> **EXERCISE**
Type every record exactly as it appears.

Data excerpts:
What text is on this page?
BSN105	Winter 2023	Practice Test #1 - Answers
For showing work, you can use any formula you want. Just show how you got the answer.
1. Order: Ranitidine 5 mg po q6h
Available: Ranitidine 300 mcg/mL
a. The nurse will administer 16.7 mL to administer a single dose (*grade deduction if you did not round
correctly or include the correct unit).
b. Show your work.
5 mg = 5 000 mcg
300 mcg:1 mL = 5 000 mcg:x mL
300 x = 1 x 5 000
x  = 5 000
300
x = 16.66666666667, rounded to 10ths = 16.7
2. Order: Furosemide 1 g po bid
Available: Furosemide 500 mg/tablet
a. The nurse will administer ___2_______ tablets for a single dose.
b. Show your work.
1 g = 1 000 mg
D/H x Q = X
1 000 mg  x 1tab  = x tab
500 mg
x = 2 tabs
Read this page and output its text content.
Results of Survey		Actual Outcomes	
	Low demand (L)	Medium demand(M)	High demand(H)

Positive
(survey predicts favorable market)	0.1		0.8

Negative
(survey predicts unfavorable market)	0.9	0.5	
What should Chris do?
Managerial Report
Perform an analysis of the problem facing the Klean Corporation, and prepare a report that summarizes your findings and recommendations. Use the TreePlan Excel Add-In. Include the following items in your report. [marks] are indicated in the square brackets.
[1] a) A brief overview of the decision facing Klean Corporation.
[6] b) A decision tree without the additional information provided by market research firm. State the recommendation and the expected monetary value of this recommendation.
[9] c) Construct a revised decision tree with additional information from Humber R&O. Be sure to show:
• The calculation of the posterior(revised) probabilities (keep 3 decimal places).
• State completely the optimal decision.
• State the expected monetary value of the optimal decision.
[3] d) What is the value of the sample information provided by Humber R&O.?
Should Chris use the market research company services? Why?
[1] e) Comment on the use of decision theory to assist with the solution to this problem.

> **IN RESPONSE**
What text is on this page?
BSN105	Winter 2023	Practice Test #1 - Answers
For showing work, you can use any formula you want. Just show how you got the answer.
1. Order: Ranitidine 5 mg po q6h
Available: Ranitidine 300 mcg/mL
a. The nurse will administer 16.7 mL to administer a single dose (*grade deduction if you did not round
correctly or include the correct unit).
b. Show your work.
5 mg = 5 000 mcg
300 mcg:1 mL = 5 000 mcg:x mL
300 x = 1 x 5 000
x  = 5 000
300
x = 16.66666666667, rounded to 10ths = 16.7
2. Order: Furosemide 1 g po bid
Available: Furosemide 500 mg/tablet
a. The nurse will administer ___2_______ tablets for a single dose.
b. Show your work.
1 g = 1 000 mg
D/H x Q = X
1 000 mg  x 1tab  = x tab
500 mg
x = 2 tabs
Read this page and output its text content.
Results of Survey		Actual Outcomes	
	Low demand (L)	Medium demand(M)	High demand(H)

Positive
(survey predicts favorable market)	0.1		0.8

Negative
(survey predicts unfavorable market)	0.9	0.5	
What should Chris do?
Managerial Report
Perform an analysis of the problem facing the Klean Corporation, and prepare a report that summarizes your findings and recommendations. Use the TreePlan Excel Add-In. Include the following items in your report. [marks] are indicated in the square brackets.
[1] a) A brief overview of the decision facing Klean Corporation.
[6] b) A decision tree without the additional information provided by market research firm. State the recommendation and the expected monetary value of this recommendation.
[9] c) Construct a revised decision tree with additional information from Humber R&O. Be sure to show:
• The calculation of the posterior(revised) probabilities (keep 3 decimal places).
• State completely the optimal decision.
• State the expected monetary value of the optimal decision.
[3] d) What is the value of the sample information provided by Humber R&O.?
Should Chris use the market research company services? Why?
[1] e) Comment on the use of decision theory to assist with the solution to this problem.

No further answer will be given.